*TASK DETAILS*:
What follows is a block of records; restate each one word for word.

*RAW DATA*:
⁂
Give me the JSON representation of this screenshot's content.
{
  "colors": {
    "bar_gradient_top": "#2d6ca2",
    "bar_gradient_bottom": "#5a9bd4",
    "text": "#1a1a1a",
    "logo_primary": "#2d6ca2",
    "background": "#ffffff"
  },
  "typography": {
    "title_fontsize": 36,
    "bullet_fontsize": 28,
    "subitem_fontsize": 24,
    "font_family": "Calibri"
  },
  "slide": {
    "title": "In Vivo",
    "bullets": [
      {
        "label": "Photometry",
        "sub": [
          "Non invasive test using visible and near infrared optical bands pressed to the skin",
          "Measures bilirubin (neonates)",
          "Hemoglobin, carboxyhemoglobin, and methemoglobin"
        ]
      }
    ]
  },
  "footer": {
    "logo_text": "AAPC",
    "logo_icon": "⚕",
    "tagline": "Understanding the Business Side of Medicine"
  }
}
⁂
*RESULT OF THIS TASK*:
Give me the JSON representation of this screenshot's content.
{
  "colors": {
    "bar_gradient_top": "#2d6ca2",
    "bar_gradient_bottom": "#5a9bd4",
    "text": "#1a1a1a",
    "logo_primary": "#2d6ca2",
    "background": "#ffffff"
  },
  "typography": {
    "title_fontsize": 36,
    "bullet_fontsize": 28,
    "subitem_fontsize": 24,
    "font_family": "Calibri"
  },
  "slide": {
    "title": "In Vivo",
    "bullets": [
      {
        "label": "Photometry",
        "sub": [
          "Non invasive test using visible and near infrared optical bands pressed to the skin",
          "Measures bilirubin (neonates)",
          "Hemoglobin, carboxyhemoglobin, and methemoglobin"
        ]
      }
    ]
  },
  "footer": {
    "logo_text": "AAPC",
    "logo_icon": "⚕",
    "tagline": "Understanding the Business Side of Medicine"
  }
}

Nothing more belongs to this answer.